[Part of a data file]
════════════════

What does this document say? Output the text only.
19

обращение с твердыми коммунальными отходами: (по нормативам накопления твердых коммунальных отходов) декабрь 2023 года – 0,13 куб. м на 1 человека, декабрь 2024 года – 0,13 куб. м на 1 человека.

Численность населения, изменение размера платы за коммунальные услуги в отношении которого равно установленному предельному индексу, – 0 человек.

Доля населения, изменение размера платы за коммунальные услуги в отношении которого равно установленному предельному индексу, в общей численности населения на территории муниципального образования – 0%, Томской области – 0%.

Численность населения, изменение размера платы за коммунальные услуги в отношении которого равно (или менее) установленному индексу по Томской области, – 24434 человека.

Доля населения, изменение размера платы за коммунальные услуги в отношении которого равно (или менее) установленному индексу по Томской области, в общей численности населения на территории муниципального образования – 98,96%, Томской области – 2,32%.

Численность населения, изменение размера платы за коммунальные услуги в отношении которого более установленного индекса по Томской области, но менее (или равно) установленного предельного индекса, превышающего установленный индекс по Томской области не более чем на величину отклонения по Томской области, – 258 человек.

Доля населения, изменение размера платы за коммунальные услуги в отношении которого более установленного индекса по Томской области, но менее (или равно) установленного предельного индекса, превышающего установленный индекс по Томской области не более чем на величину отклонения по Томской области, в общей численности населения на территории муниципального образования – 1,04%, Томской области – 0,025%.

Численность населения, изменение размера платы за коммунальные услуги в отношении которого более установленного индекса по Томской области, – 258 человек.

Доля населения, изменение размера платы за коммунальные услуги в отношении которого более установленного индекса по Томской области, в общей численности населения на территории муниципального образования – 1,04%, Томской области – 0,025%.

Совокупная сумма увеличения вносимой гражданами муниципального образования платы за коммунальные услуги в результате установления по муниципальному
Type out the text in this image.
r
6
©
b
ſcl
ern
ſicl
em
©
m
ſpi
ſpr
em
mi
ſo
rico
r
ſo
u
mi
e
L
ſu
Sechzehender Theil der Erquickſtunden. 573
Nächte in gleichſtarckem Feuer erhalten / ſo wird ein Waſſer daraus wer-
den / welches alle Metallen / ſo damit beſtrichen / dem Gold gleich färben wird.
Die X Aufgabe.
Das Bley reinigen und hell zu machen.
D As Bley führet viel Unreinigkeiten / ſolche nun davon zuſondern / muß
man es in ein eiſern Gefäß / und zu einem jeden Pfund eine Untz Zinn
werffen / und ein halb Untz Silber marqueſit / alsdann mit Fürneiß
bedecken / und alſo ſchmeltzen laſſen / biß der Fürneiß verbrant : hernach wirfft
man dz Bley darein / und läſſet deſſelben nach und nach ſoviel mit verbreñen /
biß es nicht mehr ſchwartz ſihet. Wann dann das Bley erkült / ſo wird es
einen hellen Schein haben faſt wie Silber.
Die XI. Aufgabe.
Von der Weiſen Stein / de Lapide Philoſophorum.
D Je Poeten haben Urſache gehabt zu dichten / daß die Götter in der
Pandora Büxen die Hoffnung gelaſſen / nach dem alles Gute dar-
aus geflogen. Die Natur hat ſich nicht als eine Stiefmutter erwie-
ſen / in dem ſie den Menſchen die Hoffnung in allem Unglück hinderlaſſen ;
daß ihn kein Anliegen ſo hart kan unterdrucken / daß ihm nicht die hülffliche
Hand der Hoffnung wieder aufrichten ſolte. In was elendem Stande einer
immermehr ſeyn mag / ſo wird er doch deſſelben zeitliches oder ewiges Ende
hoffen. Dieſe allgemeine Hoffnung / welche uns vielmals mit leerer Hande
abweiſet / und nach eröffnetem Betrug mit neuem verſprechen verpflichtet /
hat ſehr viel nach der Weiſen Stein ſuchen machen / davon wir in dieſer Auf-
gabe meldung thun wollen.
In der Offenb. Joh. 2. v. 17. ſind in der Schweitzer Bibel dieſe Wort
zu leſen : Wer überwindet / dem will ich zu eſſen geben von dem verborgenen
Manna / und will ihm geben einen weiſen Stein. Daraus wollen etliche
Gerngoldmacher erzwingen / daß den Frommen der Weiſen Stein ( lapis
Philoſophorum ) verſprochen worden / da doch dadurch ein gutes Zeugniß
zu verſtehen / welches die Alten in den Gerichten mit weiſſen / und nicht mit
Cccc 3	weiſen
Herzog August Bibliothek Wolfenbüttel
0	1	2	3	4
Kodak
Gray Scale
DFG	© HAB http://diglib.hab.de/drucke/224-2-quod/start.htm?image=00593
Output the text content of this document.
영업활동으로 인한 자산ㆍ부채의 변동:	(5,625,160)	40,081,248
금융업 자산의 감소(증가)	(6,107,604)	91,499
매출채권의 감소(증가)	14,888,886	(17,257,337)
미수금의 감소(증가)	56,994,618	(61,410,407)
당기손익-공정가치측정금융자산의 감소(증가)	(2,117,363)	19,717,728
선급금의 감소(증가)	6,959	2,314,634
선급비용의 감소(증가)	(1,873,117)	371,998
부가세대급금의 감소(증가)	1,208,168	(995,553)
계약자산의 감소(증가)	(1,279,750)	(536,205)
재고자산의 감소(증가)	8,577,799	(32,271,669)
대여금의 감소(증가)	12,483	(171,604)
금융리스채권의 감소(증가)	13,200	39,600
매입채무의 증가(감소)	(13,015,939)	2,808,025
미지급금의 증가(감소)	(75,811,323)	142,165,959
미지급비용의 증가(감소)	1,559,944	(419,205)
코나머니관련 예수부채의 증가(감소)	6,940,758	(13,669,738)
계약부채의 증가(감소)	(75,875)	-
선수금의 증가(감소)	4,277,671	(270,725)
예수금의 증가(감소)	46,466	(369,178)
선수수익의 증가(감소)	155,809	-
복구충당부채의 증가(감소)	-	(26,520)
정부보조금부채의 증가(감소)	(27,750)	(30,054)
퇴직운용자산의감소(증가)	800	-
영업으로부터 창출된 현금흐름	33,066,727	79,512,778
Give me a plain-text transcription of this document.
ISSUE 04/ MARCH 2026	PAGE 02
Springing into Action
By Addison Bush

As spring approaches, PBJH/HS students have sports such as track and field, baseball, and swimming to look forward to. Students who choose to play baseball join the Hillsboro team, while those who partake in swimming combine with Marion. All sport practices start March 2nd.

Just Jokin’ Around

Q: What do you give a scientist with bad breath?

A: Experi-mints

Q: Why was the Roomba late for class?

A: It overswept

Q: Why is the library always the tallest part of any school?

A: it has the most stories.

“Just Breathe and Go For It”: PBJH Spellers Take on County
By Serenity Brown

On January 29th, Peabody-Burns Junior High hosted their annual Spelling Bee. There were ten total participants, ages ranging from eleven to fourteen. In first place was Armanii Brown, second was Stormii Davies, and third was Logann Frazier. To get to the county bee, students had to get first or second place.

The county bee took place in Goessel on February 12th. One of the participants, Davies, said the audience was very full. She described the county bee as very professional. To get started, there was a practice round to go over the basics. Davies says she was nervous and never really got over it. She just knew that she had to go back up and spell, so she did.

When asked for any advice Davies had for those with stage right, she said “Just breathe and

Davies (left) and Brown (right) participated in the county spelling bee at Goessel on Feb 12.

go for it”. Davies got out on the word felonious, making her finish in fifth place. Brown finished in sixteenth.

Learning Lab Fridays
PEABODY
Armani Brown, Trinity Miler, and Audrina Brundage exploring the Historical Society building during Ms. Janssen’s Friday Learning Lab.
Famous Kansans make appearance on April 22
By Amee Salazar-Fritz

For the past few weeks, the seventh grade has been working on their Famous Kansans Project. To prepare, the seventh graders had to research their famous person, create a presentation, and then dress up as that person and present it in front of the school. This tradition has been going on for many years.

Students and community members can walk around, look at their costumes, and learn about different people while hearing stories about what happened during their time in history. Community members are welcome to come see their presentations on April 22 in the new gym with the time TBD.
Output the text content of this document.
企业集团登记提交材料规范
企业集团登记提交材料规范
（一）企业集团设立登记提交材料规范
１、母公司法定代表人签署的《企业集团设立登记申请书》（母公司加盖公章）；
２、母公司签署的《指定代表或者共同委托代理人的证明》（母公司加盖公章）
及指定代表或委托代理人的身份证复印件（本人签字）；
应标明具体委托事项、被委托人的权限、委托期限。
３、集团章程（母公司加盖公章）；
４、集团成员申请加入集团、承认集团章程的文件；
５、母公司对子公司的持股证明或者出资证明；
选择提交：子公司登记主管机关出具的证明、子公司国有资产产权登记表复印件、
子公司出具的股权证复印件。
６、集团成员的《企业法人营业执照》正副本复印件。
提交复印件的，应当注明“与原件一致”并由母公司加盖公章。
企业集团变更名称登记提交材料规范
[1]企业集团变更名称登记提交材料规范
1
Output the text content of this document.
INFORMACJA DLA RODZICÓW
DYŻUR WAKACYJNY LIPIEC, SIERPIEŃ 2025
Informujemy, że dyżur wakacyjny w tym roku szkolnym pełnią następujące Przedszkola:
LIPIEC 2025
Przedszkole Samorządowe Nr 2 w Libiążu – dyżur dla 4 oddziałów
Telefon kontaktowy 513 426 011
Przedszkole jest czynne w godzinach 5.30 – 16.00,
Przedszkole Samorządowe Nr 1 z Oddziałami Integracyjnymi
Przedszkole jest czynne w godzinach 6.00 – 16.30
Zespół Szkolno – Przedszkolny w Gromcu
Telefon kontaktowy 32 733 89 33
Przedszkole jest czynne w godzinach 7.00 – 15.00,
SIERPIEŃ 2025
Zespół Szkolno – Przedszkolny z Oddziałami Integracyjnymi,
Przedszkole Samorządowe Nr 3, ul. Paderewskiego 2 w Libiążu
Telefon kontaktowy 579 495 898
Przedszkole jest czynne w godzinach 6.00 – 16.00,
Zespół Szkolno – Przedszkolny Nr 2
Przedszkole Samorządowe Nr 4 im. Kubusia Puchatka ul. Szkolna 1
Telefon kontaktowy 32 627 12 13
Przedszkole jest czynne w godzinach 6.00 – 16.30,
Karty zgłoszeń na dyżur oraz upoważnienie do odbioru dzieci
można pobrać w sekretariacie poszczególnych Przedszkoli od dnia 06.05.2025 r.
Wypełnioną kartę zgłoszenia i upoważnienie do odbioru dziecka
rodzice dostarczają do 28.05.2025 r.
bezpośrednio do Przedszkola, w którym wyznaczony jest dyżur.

════════════════

- _Objective_: Among the lines of the data, identify those with the word "right". Copy each of them.

- _Written answer_:
When asked for any advice Davies had for those with stage right, she said “Just breathe and
Davies (left) and Brown (right) participated in the county spelling bee at Goessel on Feb 12.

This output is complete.